_DO THIS:_ Compile every line that includes the word "Unternehmen".

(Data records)
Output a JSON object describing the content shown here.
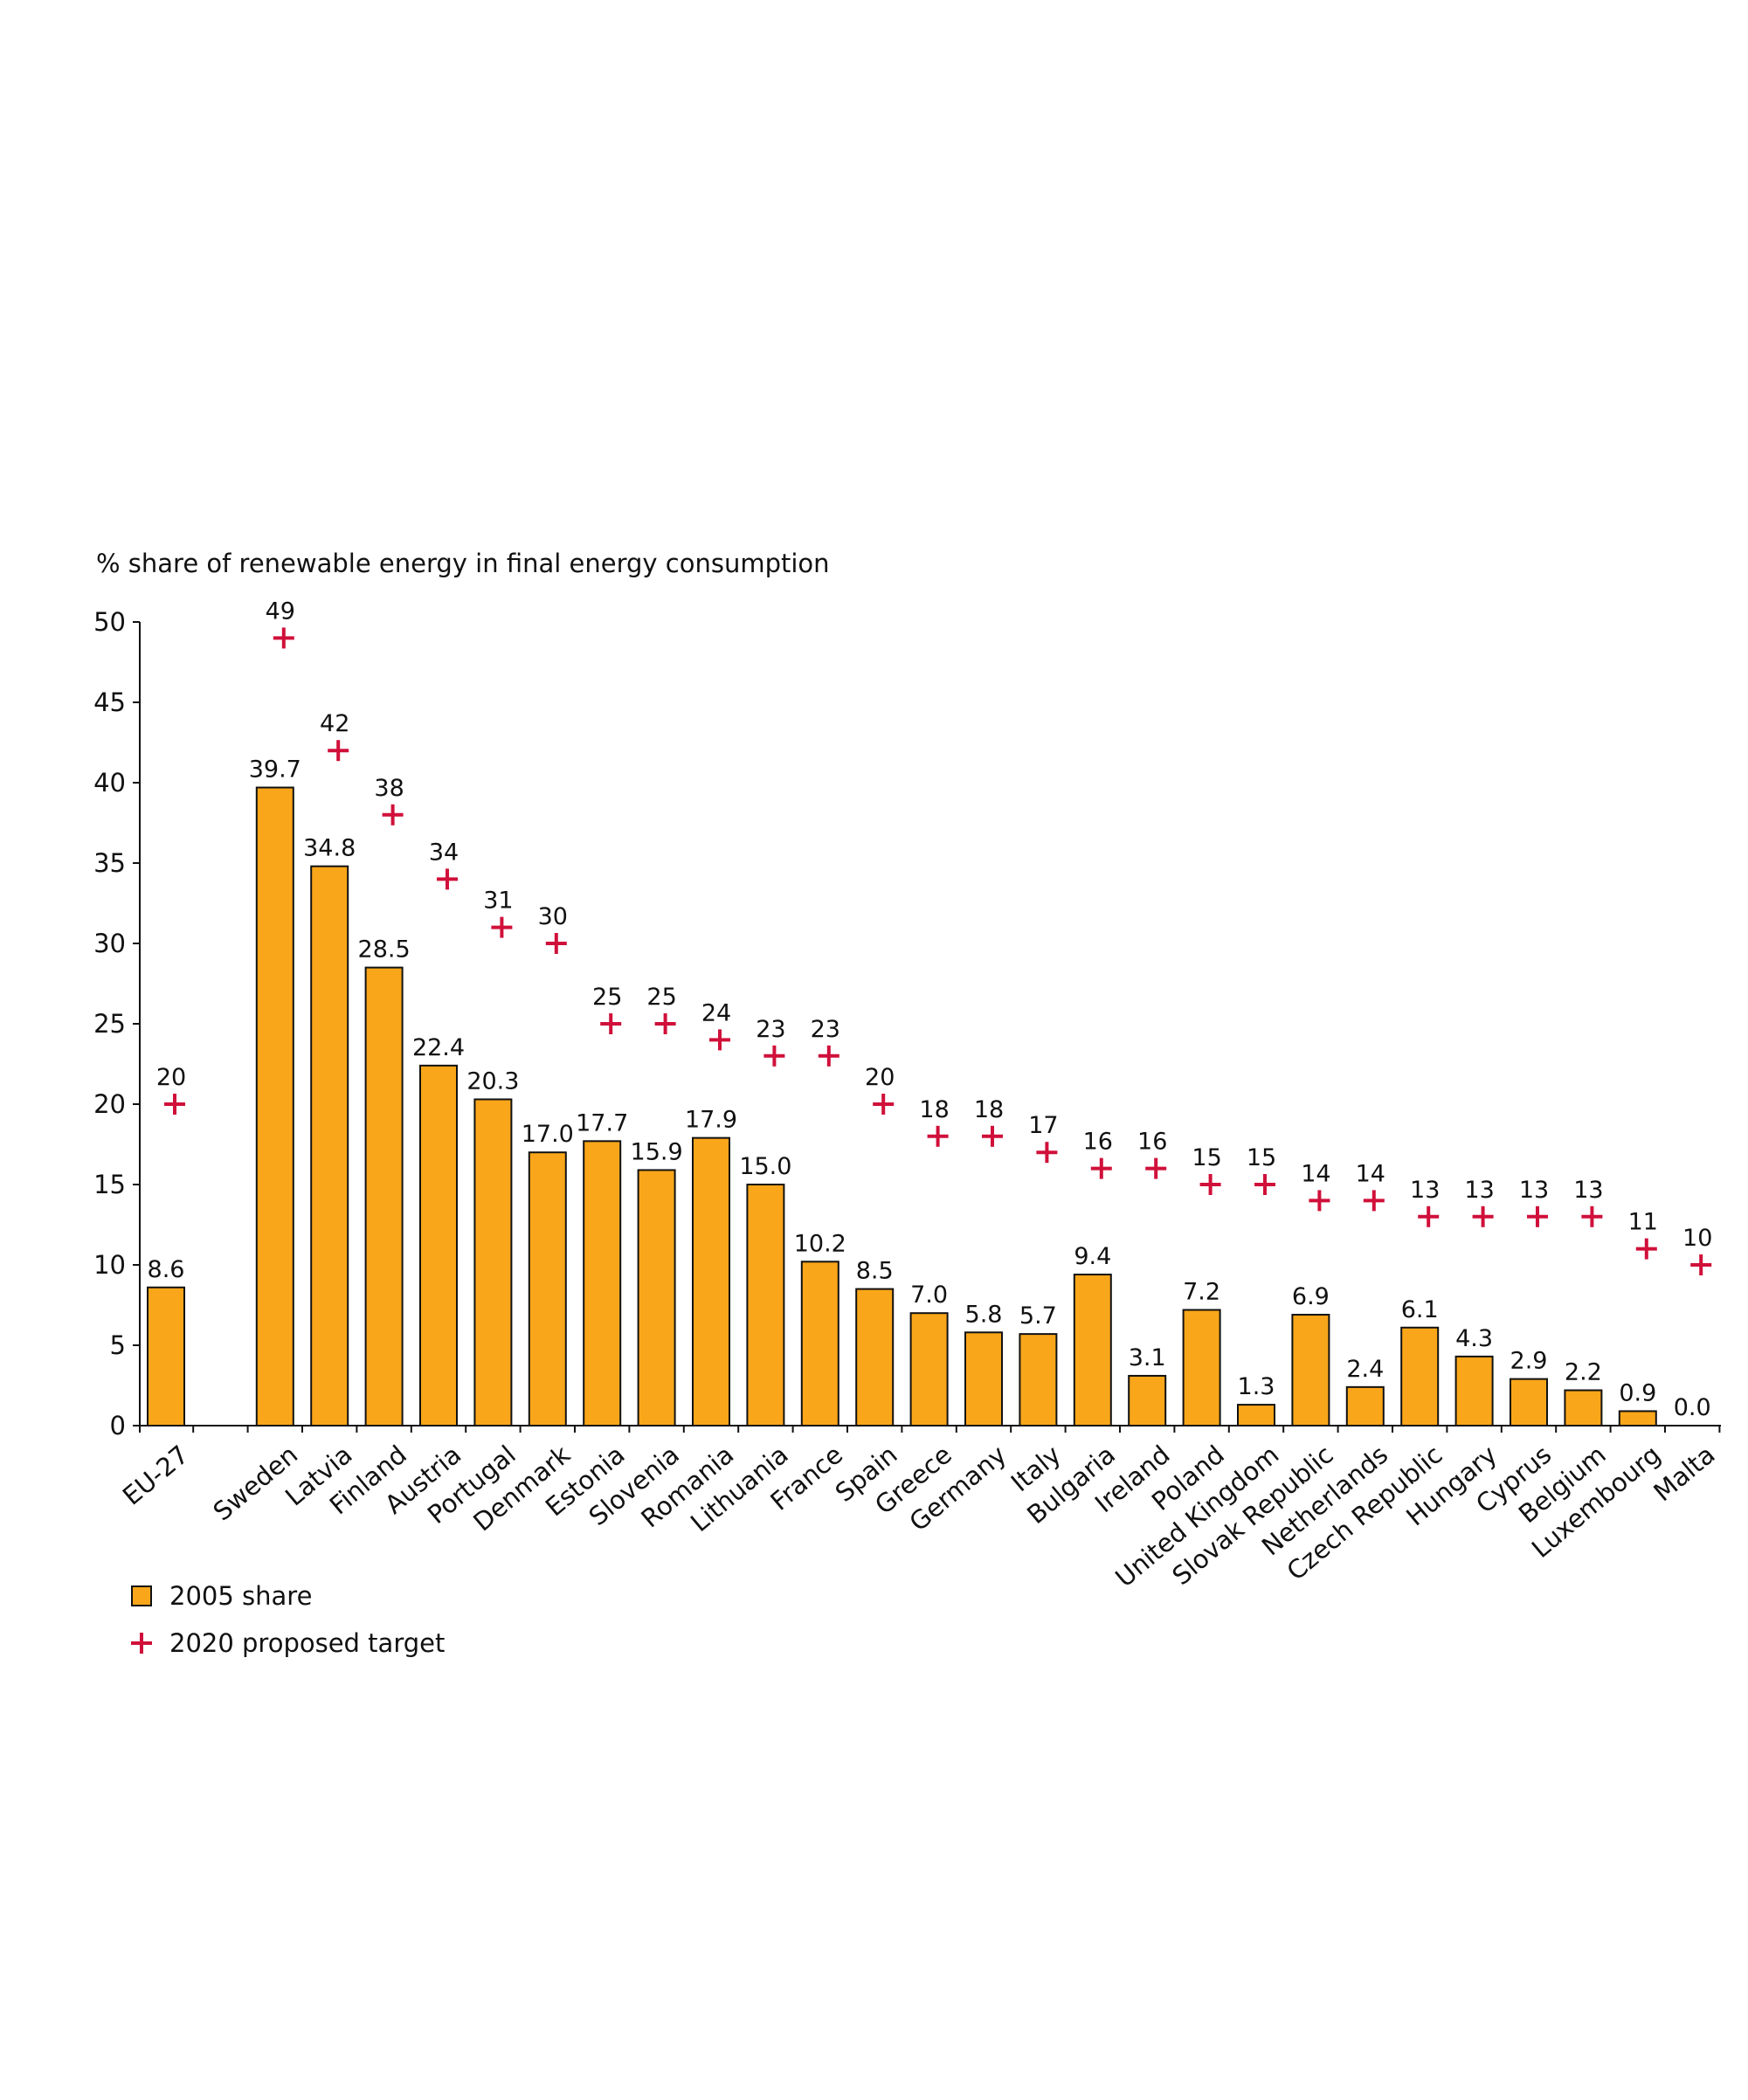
{
  "chart_data": {
    "type": "bar",
    "ylabel": "% share of renewable energy in final energy consumption",
    "ylim": [
      0,
      50
    ],
    "yticks": [
      0,
      5,
      10,
      15,
      20,
      25,
      30,
      35,
      40,
      45,
      50
    ],
    "grid": false,
    "legend_placement": "bottom-left",
    "categories": [
      "EU-27",
      "",
      "Sweden",
      "Latvia",
      "Finland",
      "Austria",
      "Portugal",
      "Denmark",
      "Estonia",
      "Slovenia",
      "Romania",
      "Lithuania",
      "France",
      "Spain",
      "Greece",
      "Germany",
      "Italy",
      "Bulgaria",
      "Ireland",
      "Poland",
      "United Kingdom",
      "Slovak Republic",
      "Netherlands",
      "Czech Republic",
      "Hungary",
      "Cyprus",
      "Belgium",
      "Luxembourg",
      "Malta"
    ],
    "series": [
      {
        "name": "2005 share",
        "type": "bar",
        "color": "#faa61a",
        "values": [
          8.6,
          null,
          39.7,
          34.8,
          28.5,
          22.4,
          20.3,
          17.0,
          17.7,
          15.9,
          17.9,
          15.0,
          10.2,
          8.5,
          7.0,
          5.8,
          5.7,
          9.4,
          3.1,
          7.2,
          1.3,
          6.9,
          2.4,
          6.1,
          4.3,
          2.9,
          2.2,
          0.9,
          0.0
        ],
        "labels": [
          "8.6",
          "",
          "39.7",
          "34.8",
          "28.5",
          "22.4",
          "20.3",
          "17.0",
          "17.7",
          "15.9",
          "17.9",
          "15.0",
          "10.2",
          "8.5",
          "7.0",
          "5.8",
          "5.7",
          "9.4",
          "3.1",
          "7.2",
          "1.3",
          "6.9",
          "2.4",
          "6.1",
          "4.3",
          "2.9",
          "2.2",
          "0.9",
          "0.0"
        ]
      },
      {
        "name": "2020 proposed target",
        "type": "scatter",
        "color": "#d0103a",
        "values": [
          20,
          null,
          49,
          42,
          38,
          34,
          31,
          30,
          25,
          25,
          24,
          23,
          23,
          20,
          18,
          18,
          17,
          16,
          16,
          15,
          15,
          14,
          14,
          13,
          13,
          13,
          13,
          11,
          10
        ],
        "labels": [
          "20",
          "",
          "49",
          "42",
          "38",
          "34",
          "31",
          "30",
          "25",
          "25",
          "24",
          "23",
          "23",
          "20",
          "18",
          "18",
          "17",
          "16",
          "16",
          "15",
          "15",
          "14",
          "14",
          "13",
          "13",
          "13",
          "13",
          "11",
          "10"
        ]
      }
    ]
  }
}
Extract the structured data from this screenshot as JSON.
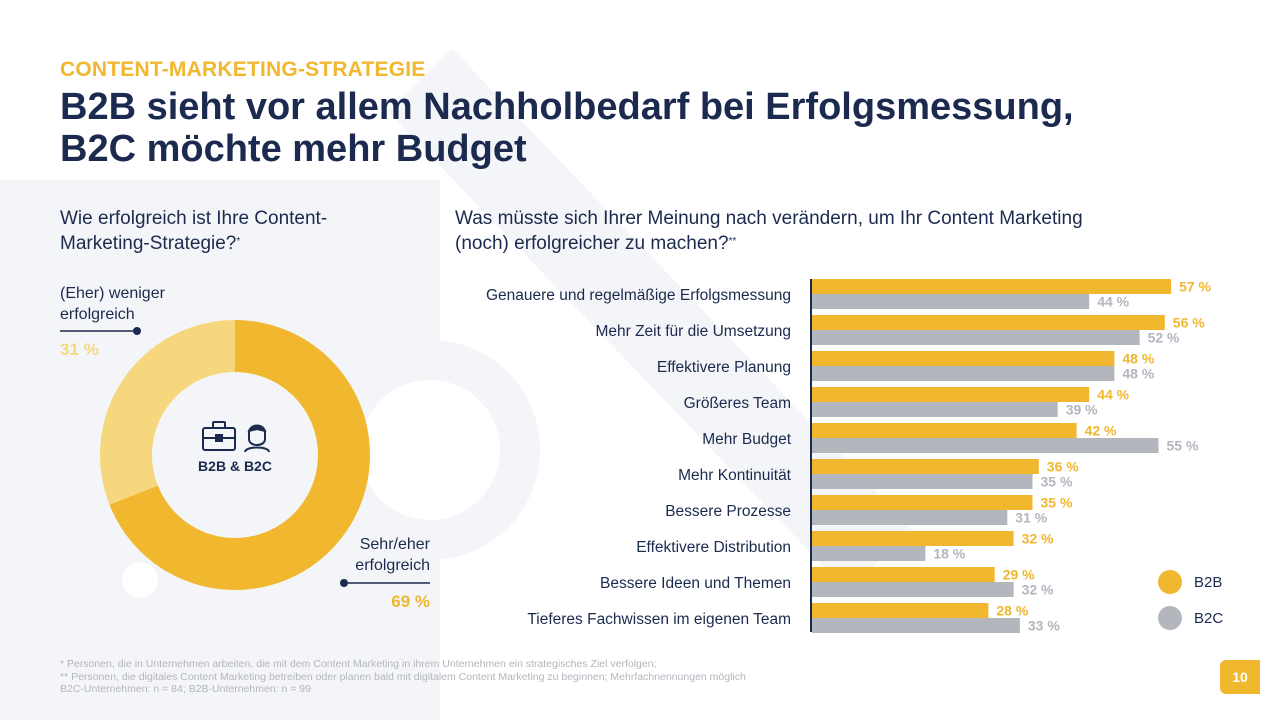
{
  "header": {
    "eyebrow": "CONTENT-MARKETING-STRATEGIE",
    "headline_line1": "B2B sieht vor allem Nachholbedarf bei Erfolgsmessung,",
    "headline_line2": "B2C möchte mehr Budget"
  },
  "left_panel": {
    "question": "Wie erfolgreich ist Ihre Content-Marketing-Strategie?",
    "question_mark": "*",
    "center_label": "B2B & B2C",
    "less_label_line1": "(Eher) weniger",
    "less_label_line2": "erfolgreich",
    "less_pct": "31 %",
    "more_label_line1": "Sehr/eher",
    "more_label_line2": "erfolgreich",
    "more_pct": "69 %"
  },
  "right_panel": {
    "question_line1": "Was müsste sich Ihrer Meinung nach verändern, um Ihr Content Marketing",
    "question_line2": "(noch) erfolgreicher zu machen?",
    "question_mark": "**"
  },
  "legend": {
    "b2b": "B2B",
    "b2c": "B2C"
  },
  "footnotes": {
    "line1": "* Personen, die in Unternehmen arbeiten, die mit dem Content Marketing in ihrem Unternehmen ein strategisches Ziel verfolgen;",
    "line2": "** Personen, die digitales Content Marketing betreiben oder planen bald mit digitalem Content Marketing zu beginnen; Mehrfachnennungen möglich",
    "line3": "B2C-Unternehmen: n = 84; B2B-Unternehmen: n = 99"
  },
  "page_number": "10",
  "colors": {
    "navy": "#1b2a4e",
    "yellow": "#f0b72f",
    "light_yellow": "#f6d77e",
    "gray": "#b3b6bd"
  },
  "icons": [
    "briefcase-icon",
    "person-icon"
  ],
  "chart_data": [
    {
      "type": "pie",
      "slices": [
        {
          "label": "Sehr/eher erfolgreich",
          "value": 69,
          "color": "#f0b72f"
        },
        {
          "label": "(Eher) weniger erfolgreich",
          "value": 31,
          "color": "#f6d77e"
        }
      ]
    },
    {
      "type": "bar",
      "orientation": "horizontal",
      "categories": [
        "Genauere und regelmäßige Erfolgsmessung",
        "Mehr Zeit für die Umsetzung",
        "Effektivere Planung",
        "Größeres Team",
        "Mehr Budget",
        "Mehr Kontinuität",
        "Bessere Prozesse",
        "Effektivere Distribution",
        "Bessere Ideen und Themen",
        "Tieferes Fachwissen im eigenen Team"
      ],
      "series": [
        {
          "name": "B2B",
          "color": "#f0b72f",
          "values": [
            57,
            56,
            48,
            44,
            42,
            36,
            35,
            32,
            29,
            28
          ]
        },
        {
          "name": "B2C",
          "color": "#b3b6bd",
          "values": [
            44,
            52,
            48,
            39,
            55,
            35,
            31,
            18,
            32,
            33
          ]
        }
      ],
      "value_suffix": " %",
      "xlim": [
        0,
        60
      ]
    }
  ]
}
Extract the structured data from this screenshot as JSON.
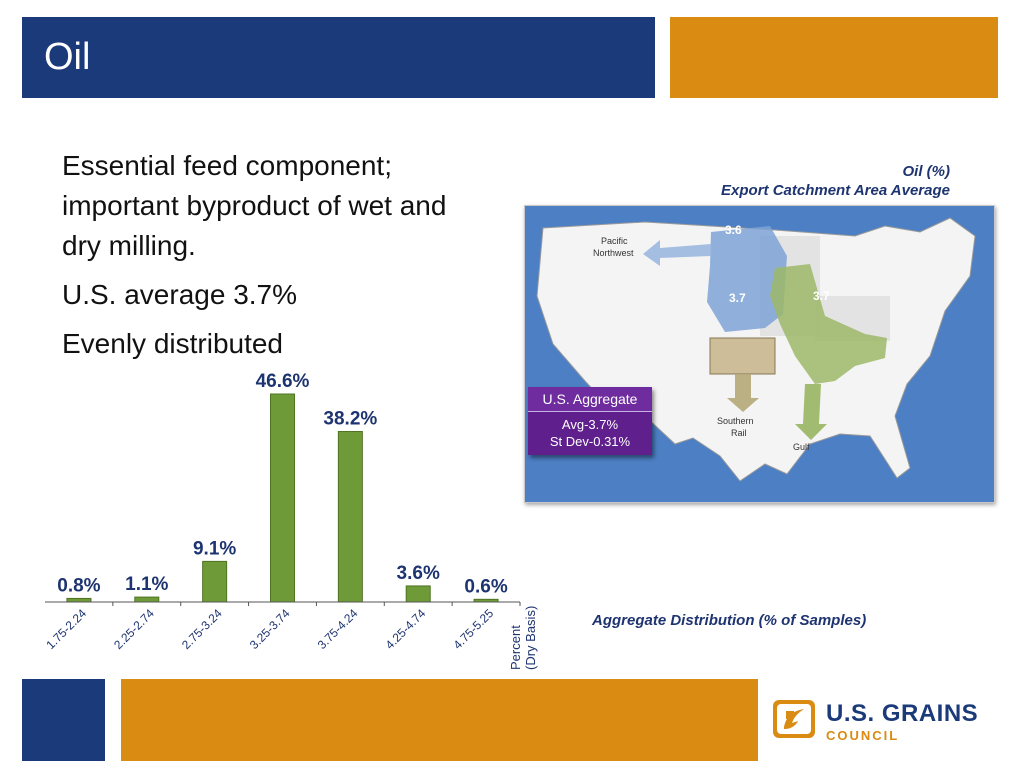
{
  "slide": {
    "title": "Oil",
    "bullets": [
      "Essential feed component; important byproduct of wet and dry milling.",
      "U.S. average 3.7%",
      "Evenly distributed"
    ],
    "colors": {
      "navy": "#1b3a7a",
      "orange": "#d98b12",
      "bar_green": "#6f9a38",
      "map_purple": "#5f1f8c"
    }
  },
  "map": {
    "caption_line1": "Oil (%)",
    "caption_line2": "Export Catchment Area Average",
    "regions": [
      {
        "name": "Pacific Northwest",
        "line1": "Pacific",
        "line2": "Northwest",
        "value": "3.6"
      },
      {
        "name": "Southern Rail",
        "line1": "Southern",
        "line2": "Rail",
        "value": "3.7"
      },
      {
        "name": "Gulf",
        "line1": "Gulf",
        "line2": "",
        "value": "3.7"
      }
    ],
    "aggregate": {
      "heading": "U.S. Aggregate",
      "avg": "Avg-3.7%",
      "stdev": "St Dev-0.31%"
    }
  },
  "chart_data": {
    "type": "bar",
    "title": "Aggregate Distribution (% of Samples)",
    "xlabel_line1": "Percent",
    "xlabel_line2": "(Dry Basis)",
    "categories": [
      "1.75-2.24",
      "2.25-2.74",
      "2.75-3.24",
      "3.25-3.74",
      "3.75-4.24",
      "4.25-4.74",
      "4.75-5.25"
    ],
    "values": [
      0.8,
      1.1,
      9.1,
      46.6,
      38.2,
      3.6,
      0.6
    ],
    "data_labels": [
      "0.8%",
      "1.1%",
      "9.1%",
      "46.6%",
      "38.2%",
      "3.6%",
      "0.6%"
    ],
    "ylim": [
      0,
      46.6
    ],
    "grid": false,
    "legend": "none"
  },
  "footer": {
    "logo_line1": "U.S. GRAINS",
    "logo_line2": "COUNCIL"
  }
}
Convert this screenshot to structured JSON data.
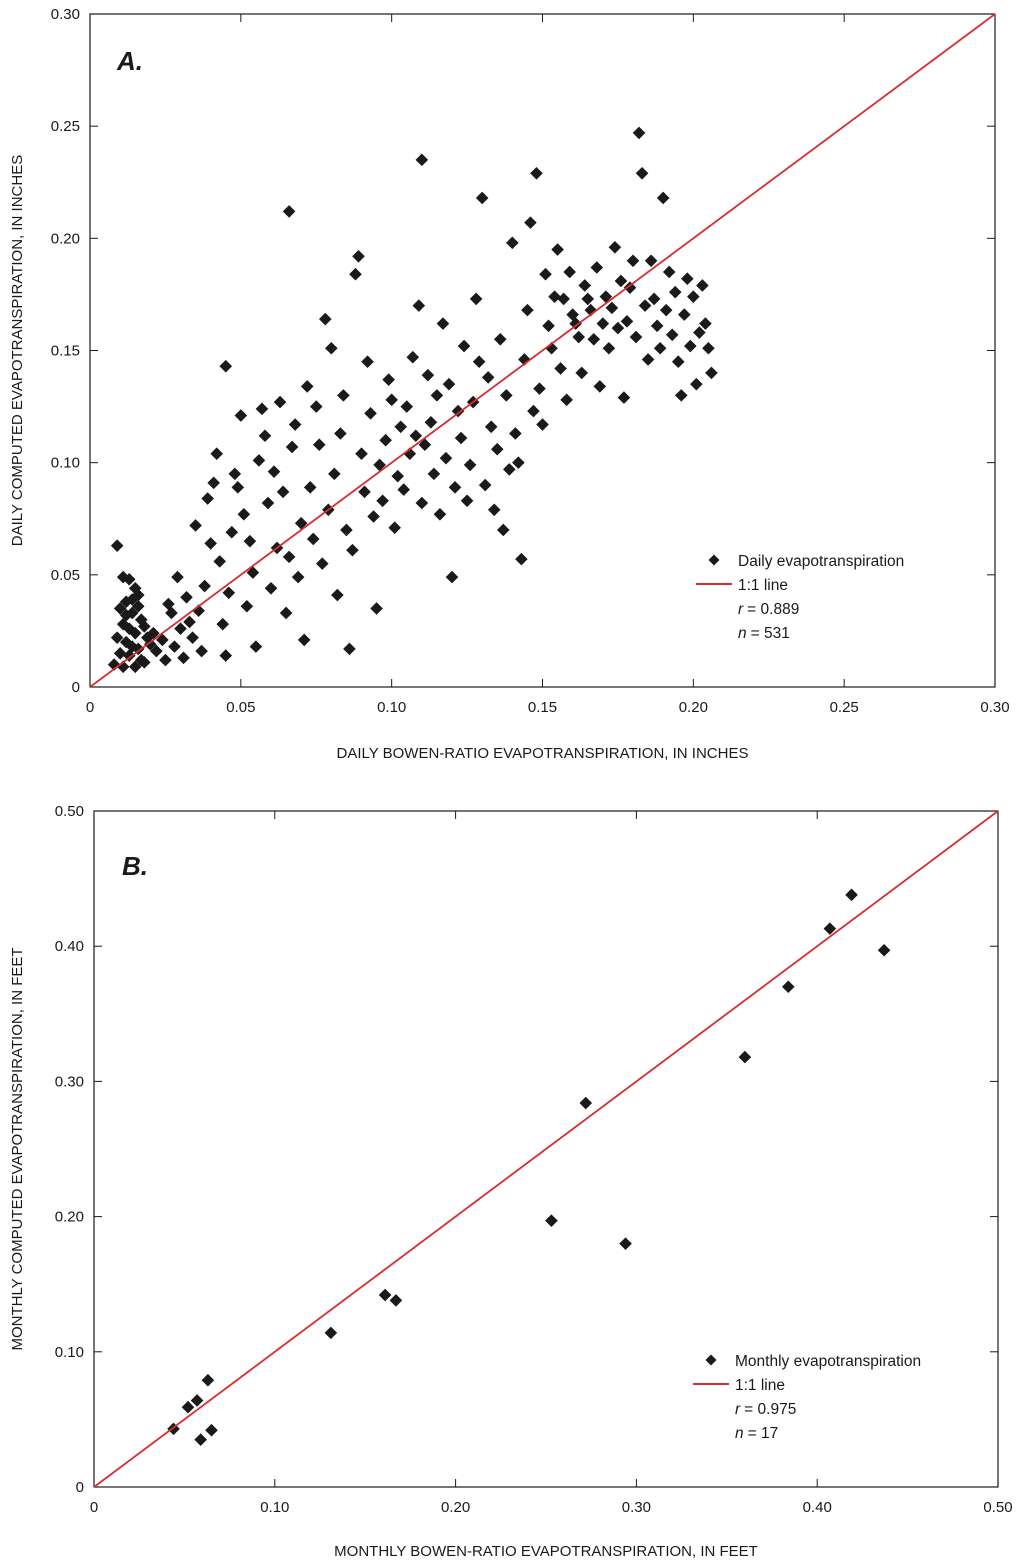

_SOLVED PROBLEM:_
    "line1": "* Personen, die in Unternehmen arbeiten, die mit dem Content Marketing in ihrem Unternehmen ein strategisches Ziel verfolgen;",
    "line3": "B2C-Unternehmen: n = 84; B2B-Unternehmen: n = 99"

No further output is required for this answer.